(Listed entries)

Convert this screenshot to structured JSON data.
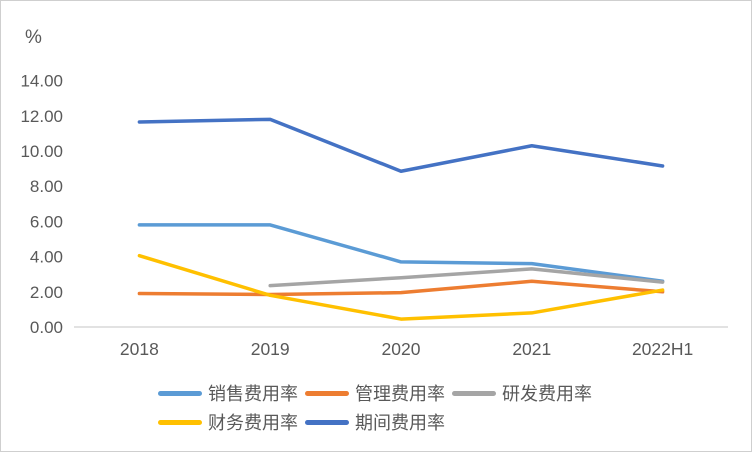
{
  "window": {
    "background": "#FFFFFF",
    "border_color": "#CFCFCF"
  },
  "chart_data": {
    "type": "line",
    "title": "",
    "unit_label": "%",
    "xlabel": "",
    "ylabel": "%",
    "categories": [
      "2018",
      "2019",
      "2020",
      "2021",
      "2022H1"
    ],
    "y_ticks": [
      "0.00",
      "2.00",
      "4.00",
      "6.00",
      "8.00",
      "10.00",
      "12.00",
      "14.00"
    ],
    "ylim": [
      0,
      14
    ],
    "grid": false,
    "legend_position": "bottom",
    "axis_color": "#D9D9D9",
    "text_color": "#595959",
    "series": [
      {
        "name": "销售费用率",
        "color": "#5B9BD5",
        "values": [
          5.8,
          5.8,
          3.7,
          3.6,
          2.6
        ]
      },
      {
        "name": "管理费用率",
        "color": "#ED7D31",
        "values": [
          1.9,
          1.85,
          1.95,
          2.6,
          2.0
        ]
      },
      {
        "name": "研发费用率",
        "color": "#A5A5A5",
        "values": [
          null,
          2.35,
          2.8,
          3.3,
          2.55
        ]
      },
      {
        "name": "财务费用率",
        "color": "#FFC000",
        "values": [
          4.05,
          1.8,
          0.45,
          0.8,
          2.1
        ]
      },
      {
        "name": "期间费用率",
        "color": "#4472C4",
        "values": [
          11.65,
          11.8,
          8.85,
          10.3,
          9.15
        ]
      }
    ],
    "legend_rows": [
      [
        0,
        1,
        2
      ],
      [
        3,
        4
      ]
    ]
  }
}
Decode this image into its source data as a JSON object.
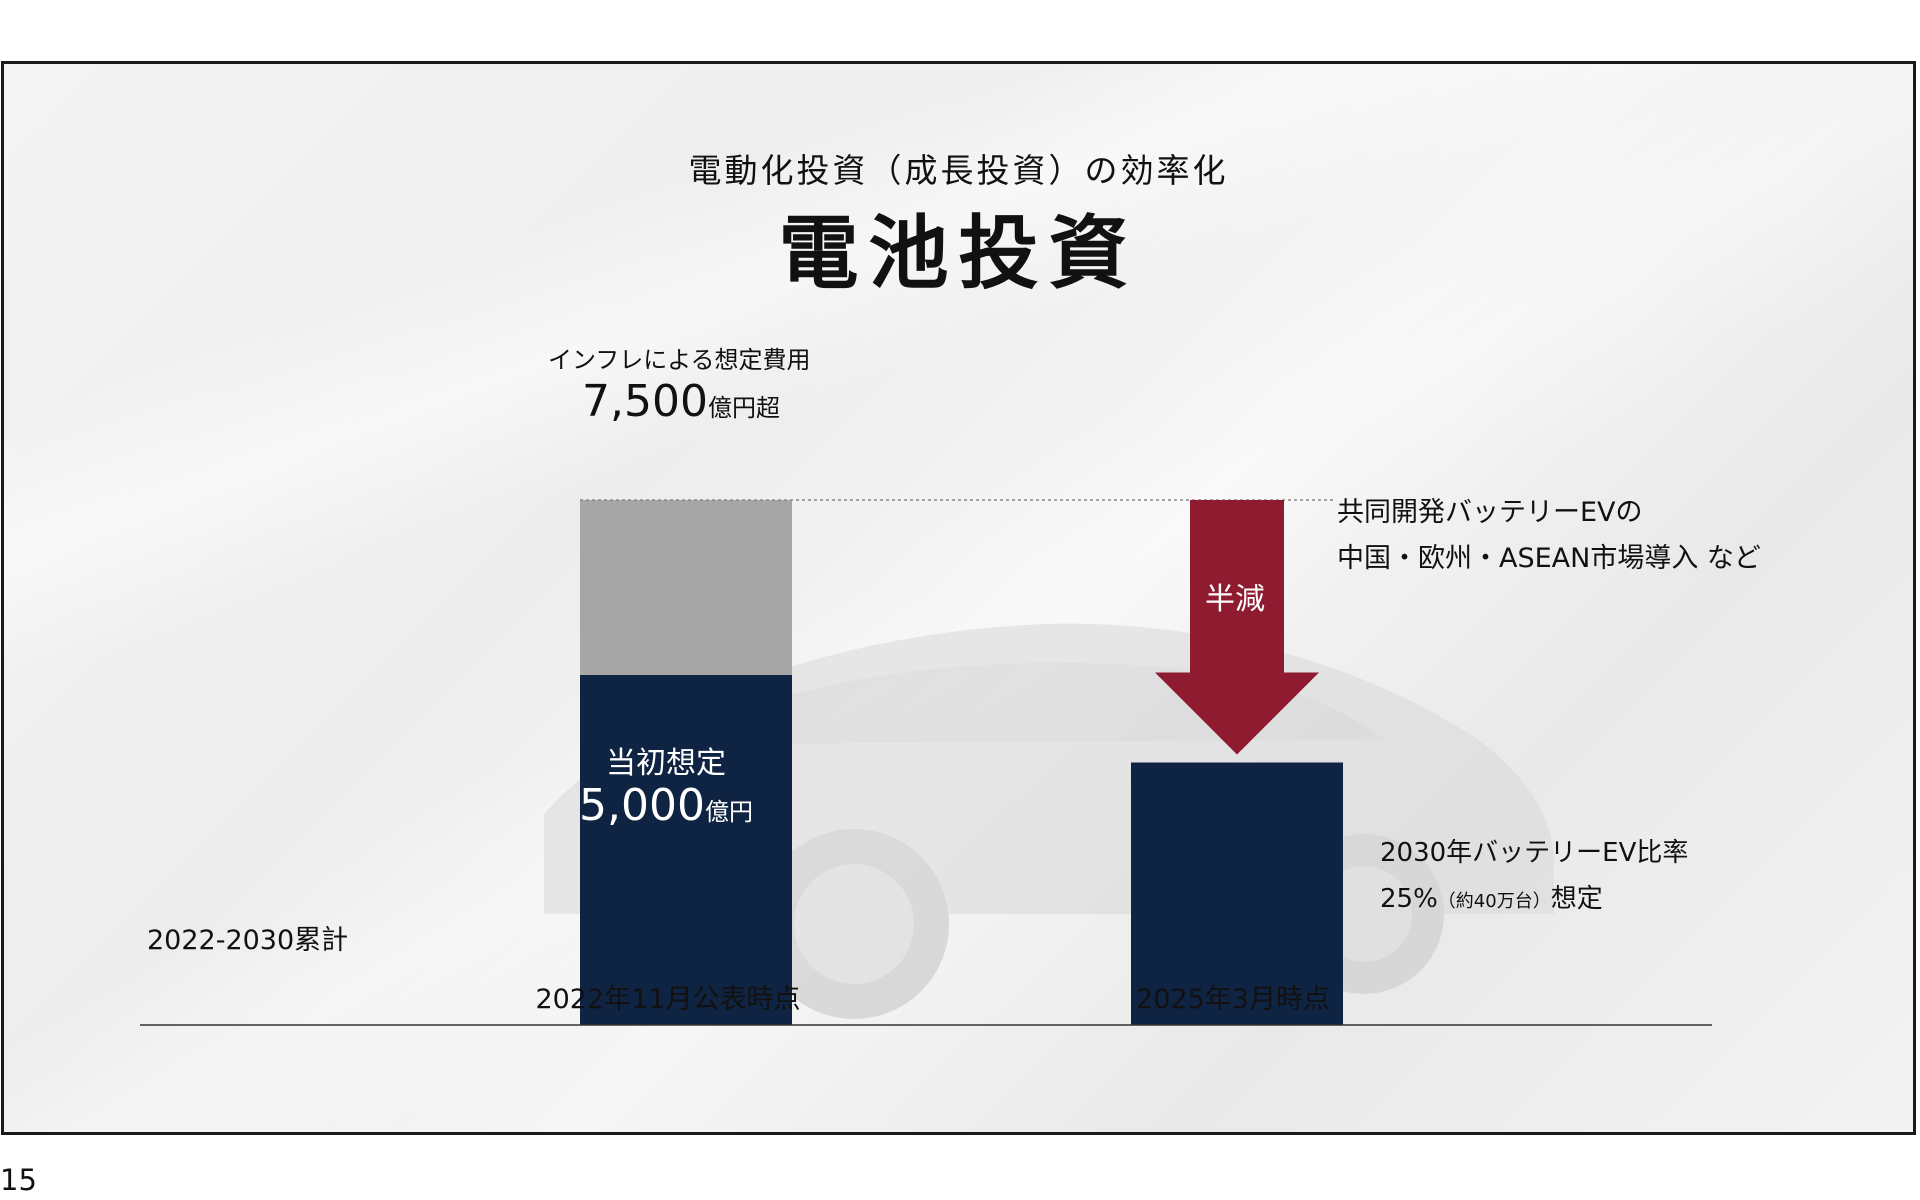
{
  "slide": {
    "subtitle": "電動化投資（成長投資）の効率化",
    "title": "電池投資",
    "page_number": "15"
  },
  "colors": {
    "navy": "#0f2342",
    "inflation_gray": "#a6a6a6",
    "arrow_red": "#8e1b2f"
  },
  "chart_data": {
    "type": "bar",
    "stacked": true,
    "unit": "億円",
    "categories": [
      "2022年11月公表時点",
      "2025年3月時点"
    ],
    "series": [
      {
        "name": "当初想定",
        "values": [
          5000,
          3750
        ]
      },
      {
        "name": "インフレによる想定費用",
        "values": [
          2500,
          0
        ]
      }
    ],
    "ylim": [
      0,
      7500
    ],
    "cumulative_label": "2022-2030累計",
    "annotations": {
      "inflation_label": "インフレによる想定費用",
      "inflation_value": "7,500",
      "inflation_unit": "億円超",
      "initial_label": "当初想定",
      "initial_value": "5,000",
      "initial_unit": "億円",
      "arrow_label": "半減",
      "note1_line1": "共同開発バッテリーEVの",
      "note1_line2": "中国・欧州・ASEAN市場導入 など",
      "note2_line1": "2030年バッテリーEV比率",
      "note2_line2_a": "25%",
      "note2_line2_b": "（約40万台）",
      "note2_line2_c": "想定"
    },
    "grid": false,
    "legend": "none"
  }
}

(Problem to work on) Take the records above and transcribe them exactly, dropping every picture.

(Answer for this exercise)
Convert this screenshot to structured JSON data.
{
  "window": {
    "background": "#FFFFFF",
    "border_color": "#CFCFCF"
  },
  "chart_data": {
    "type": "line",
    "title": "",
    "unit_label": "%",
    "xlabel": "",
    "ylabel": "%",
    "categories": [
      "2018",
      "2019",
      "2020",
      "2021",
      "2022H1"
    ],
    "y_ticks": [
      "0.00",
      "2.00",
      "4.00",
      "6.00",
      "8.00",
      "10.00",
      "12.00",
      "14.00"
    ],
    "ylim": [
      0,
      14
    ],
    "grid": false,
    "legend_position": "bottom",
    "axis_color": "#D9D9D9",
    "text_color": "#595959",
    "series": [
      {
        "name": "销售费用率",
        "color": "#5B9BD5",
        "values": [
          5.8,
          5.8,
          3.7,
          3.6,
          2.6
        ]
      },
      {
        "name": "管理费用率",
        "color": "#ED7D31",
        "values": [
          1.9,
          1.85,
          1.95,
          2.6,
          2.0
        ]
      },
      {
        "name": "研发费用率",
        "color": "#A5A5A5",
        "values": [
          null,
          2.35,
          2.8,
          3.3,
          2.55
        ]
      },
      {
        "name": "财务费用率",
        "color": "#FFC000",
        "values": [
          4.05,
          1.8,
          0.45,
          0.8,
          2.1
        ]
      },
      {
        "name": "期间费用率",
        "color": "#4472C4",
        "values": [
          11.65,
          11.8,
          8.85,
          10.3,
          9.15
        ]
      }
    ],
    "legend_rows": [
      [
        0,
        1,
        2
      ],
      [
        3,
        4
      ]
    ]
  }
}
Decode this image into its source data as a JSON object.
{
  "slide": {
    "subtitle": "電動化投資（成長投資）の効率化",
    "title": "電池投資",
    "page_number": "15"
  },
  "colors": {
    "navy": "#0f2342",
    "inflation_gray": "#a6a6a6",
    "arrow_red": "#8e1b2f"
  },
  "chart_data": {
    "type": "bar",
    "stacked": true,
    "unit": "億円",
    "categories": [
      "2022年11月公表時点",
      "2025年3月時点"
    ],
    "series": [
      {
        "name": "当初想定",
        "values": [
          5000,
          3750
        ]
      },
      {
        "name": "インフレによる想定費用",
        "values": [
          2500,
          0
        ]
      }
    ],
    "ylim": [
      0,
      7500
    ],
    "cumulative_label": "2022-2030累計",
    "annotations": {
      "inflation_label": "インフレによる想定費用",
      "inflation_value": "7,500",
      "inflation_unit": "億円超",
      "initial_label": "当初想定",
      "initial_value": "5,000",
      "initial_unit": "億円",
      "arrow_label": "半減",
      "note1_line1": "共同開発バッテリーEVの",
      "note1_line2": "中国・欧州・ASEAN市場導入 など",
      "note2_line1": "2030年バッテリーEV比率",
      "note2_line2_a": "25%",
      "note2_line2_b": "（約40万台）",
      "note2_line2_c": "想定"
    },
    "grid": false,
    "legend": "none"
  }
}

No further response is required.